Please write out the records below, from the line with "black-knight-icon: ♞ — [425, 285, 457, 322]" up to and including the line with "white-pawn-icon: ♟ — [119, 204, 141, 229]", keeping every character as it appears.

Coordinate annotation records
########################################

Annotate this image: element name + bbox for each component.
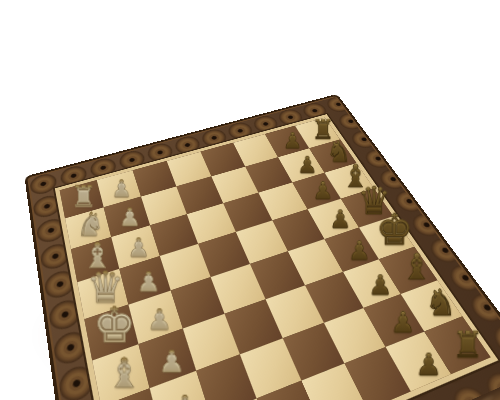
black-knight-icon: ♞ — [425, 285, 457, 322]
white-pawn-icon: ♟ — [127, 235, 150, 261]
chess-set-product-photo: ♜♟♟♜♞♟♟♞♝♟♟♝♛♟♟♛♚♟♟♚♝♟♟♝♞♟♟♞♜♟♟♜ — [0, 0, 500, 400]
black-king-icon: ♚ — [376, 208, 413, 251]
chessboard-grid: ♜♟♟♜♞♟♟♞♝♟♟♝♛♟♟♛♚♟♟♚♝♟♟♝♞♟♟♞♜♟♟♜ — [55, 114, 499, 400]
black-pawn-icon: ♟ — [390, 308, 415, 337]
black-pawn-icon: ♟ — [297, 153, 317, 176]
white-pawn-icon: ♟ — [171, 392, 199, 400]
white-pawn-icon: ♟ — [119, 204, 141, 229]
black-pawn-icon: ♟ — [415, 349, 442, 379]
black-pawn-icon: ♟ — [312, 179, 333, 203]
square-e6 — [288, 239, 343, 285]
black-bishop-icon: ♝ — [401, 249, 432, 285]
perspective-scene: ♜♟♟♜♞♟♟♞♝♟♟♝♛♟♟♛♚♟♟♚♝♟♟♝♞♟♟♞♜♟♟♜ — [0, 0, 500, 400]
square-g3 — [196, 354, 257, 400]
square-f5 — [265, 285, 323, 338]
white-pawn-icon: ♟ — [111, 177, 132, 201]
black-pawn-icon: ♟ — [347, 237, 370, 263]
white-pawn-icon: ♟ — [158, 346, 184, 376]
black-pawn-icon: ♟ — [329, 207, 351, 232]
carved-frame: ♜♟♟♜♞♟♟♞♝♟♟♝♛♟♟♛♚♟♟♚♝♟♟♝♞♟♟♞♜♟♟♜ — [24, 94, 500, 400]
black-pawn-icon: ♟ — [368, 271, 392, 298]
chess-box: ♜♟♟♜♞♟♟♞♝♟♟♝♛♟♟♛♚♟♟♚♝♟♟♝♞♟♟♞♜♟♟♜ — [24, 94, 500, 400]
white-bishop-icon: ♝ — [106, 353, 142, 394]
black-pawn-icon: ♟ — [282, 129, 301, 151]
white-king-icon: ♚ — [93, 301, 136, 350]
white-pawn-icon: ♟ — [136, 268, 160, 295]
black-rook-icon: ♜ — [452, 326, 484, 362]
square-f2: ♟ — [138, 328, 195, 387]
white-pawn-icon: ♟ — [147, 305, 172, 334]
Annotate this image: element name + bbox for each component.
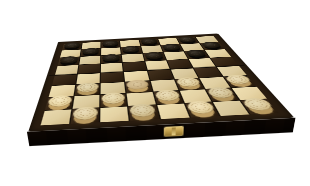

########################################

**CORRECT RESULT**
black-knight-icon: ♞ — [425, 285, 457, 322]
white-pawn-icon: ♟ — [127, 235, 150, 261]
chess-set-product-photo: ♜♟♟♜♞♟♟♞♝♟♟♝♛♟♟♛♚♟♟♚♝♟♟♝♞♟♟♞♜♟♟♜ — [0, 0, 500, 400]
black-king-icon: ♚ — [376, 208, 413, 251]
chessboard-grid: ♜♟♟♜♞♟♟♞♝♟♟♝♛♟♟♛♚♟♟♚♝♟♟♝♞♟♟♞♜♟♟♜ — [55, 114, 499, 400]
black-pawn-icon: ♟ — [390, 308, 415, 337]
black-pawn-icon: ♟ — [297, 153, 317, 176]
white-pawn-icon: ♟ — [171, 392, 199, 400]
white-pawn-icon: ♟ — [119, 204, 141, 229]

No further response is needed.